WRITTEN TASK:
Copy out all of the data exactly as it appears.

DATASET EXCERPTS:
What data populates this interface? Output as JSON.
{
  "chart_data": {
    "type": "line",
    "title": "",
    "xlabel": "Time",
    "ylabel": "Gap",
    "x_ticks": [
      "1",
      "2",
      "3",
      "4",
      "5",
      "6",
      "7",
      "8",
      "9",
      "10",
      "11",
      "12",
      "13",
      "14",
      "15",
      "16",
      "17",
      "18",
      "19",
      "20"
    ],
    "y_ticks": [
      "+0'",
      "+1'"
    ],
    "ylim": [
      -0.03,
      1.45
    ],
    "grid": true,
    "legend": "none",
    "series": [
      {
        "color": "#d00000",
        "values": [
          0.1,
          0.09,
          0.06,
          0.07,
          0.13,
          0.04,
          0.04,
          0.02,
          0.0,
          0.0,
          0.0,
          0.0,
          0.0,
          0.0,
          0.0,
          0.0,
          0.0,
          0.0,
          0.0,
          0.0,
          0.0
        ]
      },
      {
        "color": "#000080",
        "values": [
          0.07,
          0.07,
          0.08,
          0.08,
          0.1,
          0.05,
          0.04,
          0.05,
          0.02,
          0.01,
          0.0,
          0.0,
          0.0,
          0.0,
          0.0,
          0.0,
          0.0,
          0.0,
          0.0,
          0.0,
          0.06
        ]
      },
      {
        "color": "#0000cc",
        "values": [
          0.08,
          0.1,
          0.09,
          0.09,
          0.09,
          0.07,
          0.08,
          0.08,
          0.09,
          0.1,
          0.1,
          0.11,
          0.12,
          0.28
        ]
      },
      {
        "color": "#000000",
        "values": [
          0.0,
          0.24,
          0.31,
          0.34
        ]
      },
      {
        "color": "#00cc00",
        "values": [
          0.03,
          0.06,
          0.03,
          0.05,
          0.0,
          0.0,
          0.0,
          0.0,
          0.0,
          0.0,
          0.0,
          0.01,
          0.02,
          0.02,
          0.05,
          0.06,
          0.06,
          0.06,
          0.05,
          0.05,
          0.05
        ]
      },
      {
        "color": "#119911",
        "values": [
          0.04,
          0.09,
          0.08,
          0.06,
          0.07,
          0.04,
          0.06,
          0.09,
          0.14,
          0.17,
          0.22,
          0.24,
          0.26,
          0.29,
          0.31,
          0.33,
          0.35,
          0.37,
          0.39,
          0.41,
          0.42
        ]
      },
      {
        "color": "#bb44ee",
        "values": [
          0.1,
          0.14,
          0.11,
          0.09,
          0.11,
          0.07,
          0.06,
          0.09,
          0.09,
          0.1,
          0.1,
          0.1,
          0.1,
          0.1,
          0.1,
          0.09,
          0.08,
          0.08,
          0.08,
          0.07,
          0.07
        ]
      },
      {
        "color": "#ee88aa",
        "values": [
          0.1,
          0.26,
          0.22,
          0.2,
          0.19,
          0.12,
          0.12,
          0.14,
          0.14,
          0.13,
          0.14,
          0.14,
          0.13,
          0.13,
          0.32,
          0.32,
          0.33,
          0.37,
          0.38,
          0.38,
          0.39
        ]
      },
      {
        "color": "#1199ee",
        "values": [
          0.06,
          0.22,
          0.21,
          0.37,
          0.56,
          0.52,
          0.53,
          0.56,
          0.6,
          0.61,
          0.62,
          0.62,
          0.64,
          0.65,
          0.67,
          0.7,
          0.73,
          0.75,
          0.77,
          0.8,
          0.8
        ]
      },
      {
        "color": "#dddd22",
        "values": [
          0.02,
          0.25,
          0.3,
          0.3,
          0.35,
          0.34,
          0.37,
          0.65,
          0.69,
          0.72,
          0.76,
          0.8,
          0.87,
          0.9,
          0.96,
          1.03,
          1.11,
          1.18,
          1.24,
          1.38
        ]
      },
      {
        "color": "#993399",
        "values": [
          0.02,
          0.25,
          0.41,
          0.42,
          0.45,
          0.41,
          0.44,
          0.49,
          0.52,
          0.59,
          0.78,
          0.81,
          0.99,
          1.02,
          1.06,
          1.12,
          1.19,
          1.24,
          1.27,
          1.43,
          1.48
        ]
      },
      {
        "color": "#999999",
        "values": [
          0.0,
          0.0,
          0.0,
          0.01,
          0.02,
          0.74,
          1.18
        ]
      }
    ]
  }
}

OUTPUT:
What data populates this interface? Output as JSON.
{
  "chart_data": {
    "type": "line",
    "title": "",
    "xlabel": "Time",
    "ylabel": "Gap",
    "x_ticks": [
      "1",
      "2",
      "3",
      "4",
      "5",
      "6",
      "7",
      "8",
      "9",
      "10",
      "11",
      "12",
      "13",
      "14",
      "15",
      "16",
      "17",
      "18",
      "19",
      "20"
    ],
    "y_ticks": [
      "+0'",
      "+1'"
    ],
    "ylim": [
      -0.03,
      1.45
    ],
    "grid": true,
    "legend": "none",
    "series": [
      {
        "color": "#d00000",
        "values": [
          0.1,
          0.09,
          0.06,
          0.07,
          0.13,
          0.04,
          0.04,
          0.02,
          0.0,
          0.0,
          0.0,
          0.0,
          0.0,
          0.0,
          0.0,
          0.0,
          0.0,
          0.0,
          0.0,
          0.0,
          0.0
        ]
      },
      {
        "color": "#000080",
        "values": [
          0.07,
          0.07,
          0.08,
          0.08,
          0.1,
          0.05,
          0.04,
          0.05,
          0.02,
          0.01,
          0.0,
          0.0,
          0.0,
          0.0,
          0.0,
          0.0,
          0.0,
          0.0,
          0.0,
          0.0,
          0.06
        ]
      },
      {
        "color": "#0000cc",
        "values": [
          0.08,
          0.1,
          0.09,
          0.09,
          0.09,
          0.07,
          0.08,
          0.08,
          0.09,
          0.1,
          0.1,
          0.11,
          0.12,
          0.28
        ]
      },
      {
        "color": "#000000",
        "values": [
          0.0,
          0.24,
          0.31,
          0.34
        ]
      },
      {
        "color": "#00cc00",
        "values": [
          0.03,
          0.06,
          0.03,
          0.05,
          0.0,
          0.0,
          0.0,
          0.0,
          0.0,
          0.0,
          0.0,
          0.01,
          0.02,
          0.02,
          0.05,
          0.06,
          0.06,
          0.06,
          0.05,
          0.05,
          0.05
        ]
      },
      {
        "color": "#119911",
        "values": [
          0.04,
          0.09,
          0.08,
          0.06,
          0.07,
          0.04,
          0.06,
          0.09,
          0.14,
          0.17,
          0.22,
          0.24,
          0.26,
          0.29,
          0.31,
          0.33,
          0.35,
          0.37,
          0.39,
          0.41,
          0.42
        ]
      },
      {
        "color": "#bb44ee",
        "values": [
          0.1,
          0.14,
          0.11,
          0.09,
          0.11,
          0.07,
          0.06,
          0.09,
          0.09,
          0.1,
          0.1,
          0.1,
          0.1,
          0.1,
          0.1,
          0.09,
          0.08,
          0.08,
          0.08,
          0.07,
          0.07
        ]
      },
      {
        "color": "#ee88aa",
        "values": [
          0.1,
          0.26,
          0.22,
          0.2,
          0.19,
          0.12,
          0.12,
          0.14,
          0.14,
          0.13,
          0.14,
          0.14,
          0.13,
          0.13,
          0.32,
          0.32,
          0.33,
          0.37,
          0.38,
          0.38,
          0.39
        ]
      },
      {
        "color": "#1199ee",
        "values": [
          0.06,
          0.22,
          0.21,
          0.37,
          0.56,
          0.52,
          0.53,
          0.56,
          0.6,
          0.61,
          0.62,
          0.62,
          0.64,
          0.65,
          0.67,
          0.7,
          0.73,
          0.75,
          0.77,
          0.8,
          0.8
        ]
      },
      {
        "color": "#dddd22",
        "values": [
          0.02,
          0.25,
          0.3,
          0.3,
          0.35,
          0.34,
          0.37,
          0.65,
          0.69,
          0.72,
          0.76,
          0.8,
          0.87,
          0.9,
          0.96,
          1.03,
          1.11,
          1.18,
          1.24,
          1.38
        ]
      },
      {
        "color": "#993399",
        "values": [
          0.02,
          0.25,
          0.41,
          0.42,
          0.45,
          0.41,
          0.44,
          0.49,
          0.52,
          0.59,
          0.78,
          0.81,
          0.99,
          1.02,
          1.06,
          1.12,
          1.19,
          1.24,
          1.27,
          1.43,
          1.48
        ]
      },
      {
        "color": "#999999",
        "values": [
          0.0,
          0.0,
          0.0,
          0.01,
          0.02,
          0.74,
          1.18
        ]
      }
    ]
  }
}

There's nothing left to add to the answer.